● **SHORT PROBLEM**: Write out the material again exactly, please, and omit the pictures.

** begin SOURCE RECORDS **

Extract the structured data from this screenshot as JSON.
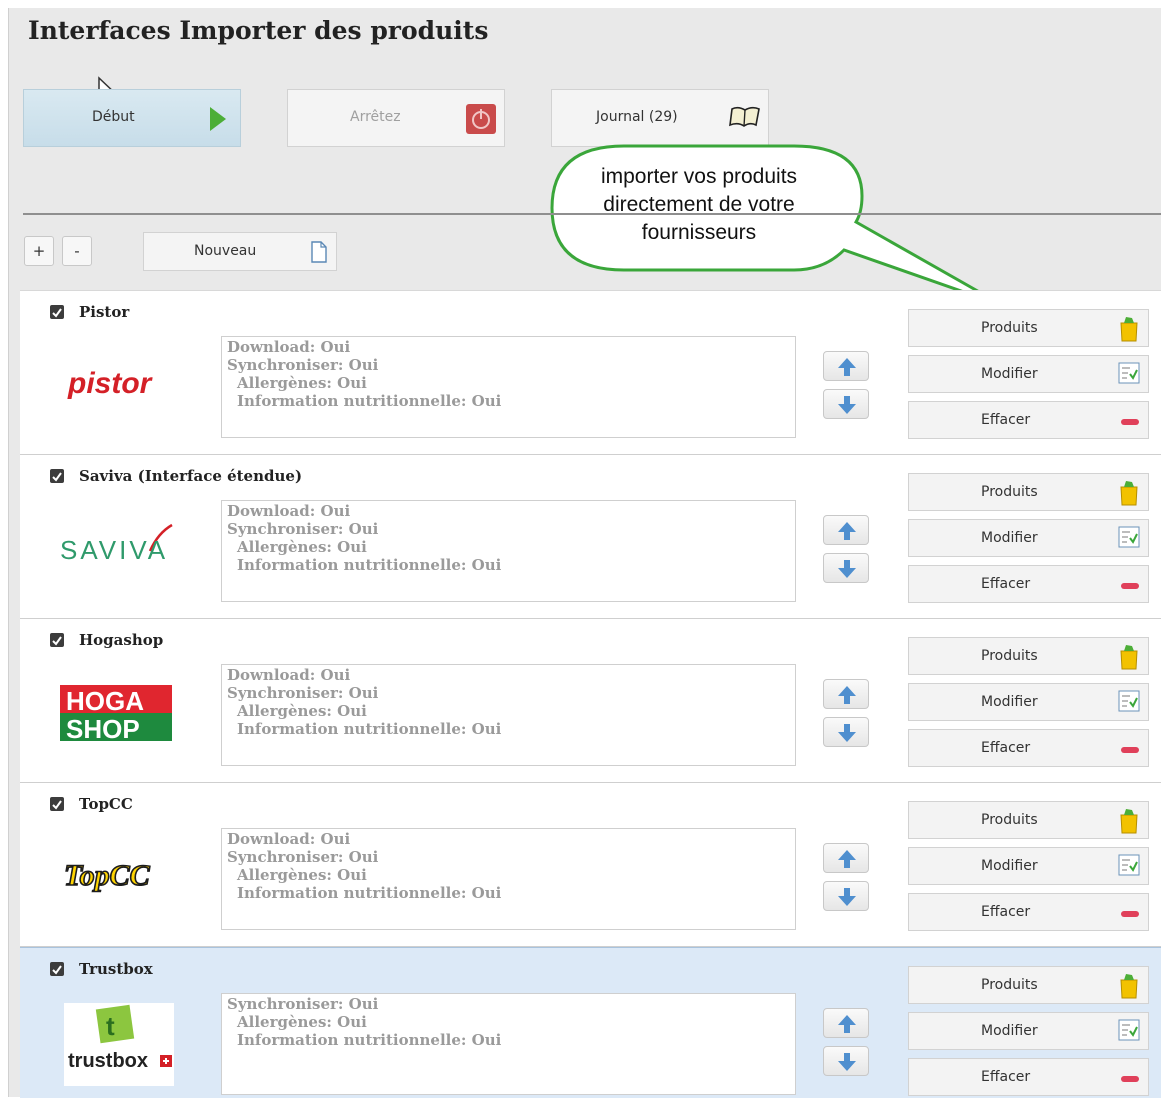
{
  "header": {
    "title": "Interfaces Importer des produits"
  },
  "toolbar": {
    "start_label": "Début",
    "stop_label": "Arrêtez",
    "journal_label": "Journal (29)"
  },
  "actions": {
    "plus": "+",
    "minus": "-",
    "new_label": "Nouveau"
  },
  "callout": {
    "line1": "importer vos produits",
    "line2": "directement de votre",
    "line3": "fournisseurs"
  },
  "interfaces": [
    {
      "name": "Pistor",
      "checked": true,
      "logo": "pistor-logo",
      "logo_text": "pistor",
      "lines": [
        "Download: Oui",
        "Synchroniser: Oui",
        "Allergènes: Oui",
        "Information nutritionnelle: Oui"
      ],
      "buttons": {
        "products": "Produits",
        "edit": "Modifier",
        "delete": "Effacer"
      }
    },
    {
      "name": "Saviva (Interface étendue)",
      "checked": true,
      "logo": "saviva-logo",
      "logo_text": "SAVIVA",
      "lines": [
        "Download: Oui",
        "Synchroniser: Oui",
        "Allergènes: Oui",
        "Information nutritionnelle: Oui"
      ],
      "buttons": {
        "products": "Produits",
        "edit": "Modifier",
        "delete": "Effacer"
      }
    },
    {
      "name": "Hogashop",
      "checked": true,
      "logo": "hogashop-logo",
      "logo_text": "HOGA SHOP",
      "lines": [
        "Download: Oui",
        "Synchroniser: Oui",
        "Allergènes: Oui",
        "Information nutritionnelle: Oui"
      ],
      "buttons": {
        "products": "Produits",
        "edit": "Modifier",
        "delete": "Effacer"
      }
    },
    {
      "name": "TopCC",
      "checked": true,
      "logo": "topcc-logo",
      "logo_text": "TopCC",
      "lines": [
        "Download: Oui",
        "Synchroniser: Oui",
        "Allergènes: Oui",
        "Information nutritionnelle: Oui"
      ],
      "buttons": {
        "products": "Produits",
        "edit": "Modifier",
        "delete": "Effacer"
      }
    },
    {
      "name": "Trustbox",
      "checked": true,
      "selected": true,
      "logo": "trustbox-logo",
      "logo_text": "trustbox",
      "lines": [
        "Synchroniser: Oui",
        "Allergènes: Oui",
        "Information nutritionnelle: Oui"
      ],
      "buttons": {
        "products": "Produits",
        "edit": "Modifier",
        "delete": "Effacer"
      }
    }
  ],
  "colors": {
    "start_button": "#c7dde9",
    "callout_border": "#3aa63a",
    "selected_row": "#dce9f7"
  }
}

** end SOURCE RECORDS **

● **CORRECT RESPONSE**:
Extract the structured data from this screenshot as JSON.
{
  "header": {
    "title": "Interfaces Importer des produits"
  },
  "toolbar": {
    "start_label": "Début",
    "stop_label": "Arrêtez",
    "journal_label": "Journal (29)"
  },
  "actions": {
    "plus": "+",
    "minus": "-",
    "new_label": "Nouveau"
  },
  "callout": {
    "line1": "importer vos produits",
    "line2": "directement de votre",
    "line3": "fournisseurs"
  },
  "interfaces": [
    {
      "name": "Pistor",
      "checked": true,
      "logo": "pistor-logo",
      "logo_text": "pistor",
      "lines": [
        "Download: Oui",
        "Synchroniser: Oui",
        "Allergènes: Oui",
        "Information nutritionnelle: Oui"
      ],
      "buttons": {
        "products": "Produits",
        "edit": "Modifier",
        "delete": "Effacer"
      }
    },
    {
      "name": "Saviva (Interface étendue)",
      "checked": true,
      "logo": "saviva-logo",
      "logo_text": "SAVIVA",
      "lines": [
        "Download: Oui",
        "Synchroniser: Oui",
        "Allergènes: Oui",
        "Information nutritionnelle: Oui"
      ],
      "buttons": {
        "products": "Produits",
        "edit": "Modifier",
        "delete": "Effacer"
      }
    },
    {
      "name": "Hogashop",
      "checked": true,
      "logo": "hogashop-logo",
      "logo_text": "HOGA SHOP",
      "lines": [
        "Download: Oui",
        "Synchroniser: Oui",
        "Allergènes: Oui",
        "Information nutritionnelle: Oui"
      ],
      "buttons": {
        "products": "Produits",
        "edit": "Modifier",
        "delete": "Effacer"
      }
    },
    {
      "name": "TopCC",
      "checked": true,
      "logo": "topcc-logo",
      "logo_text": "TopCC",
      "lines": [
        "Download: Oui",
        "Synchroniser: Oui",
        "Allergènes: Oui",
        "Information nutritionnelle: Oui"
      ],
      "buttons": {
        "products": "Produits",
        "edit": "Modifier",
        "delete": "Effacer"
      }
    },
    {
      "name": "Trustbox",
      "checked": true,
      "selected": true,
      "logo": "trustbox-logo",
      "logo_text": "trustbox",
      "lines": [
        "Synchroniser: Oui",
        "Allergènes: Oui",
        "Information nutritionnelle: Oui"
      ],
      "buttons": {
        "products": "Produits",
        "edit": "Modifier",
        "delete": "Effacer"
      }
    }
  ],
  "colors": {
    "start_button": "#c7dde9",
    "callout_border": "#3aa63a",
    "selected_row": "#dce9f7"
  }
}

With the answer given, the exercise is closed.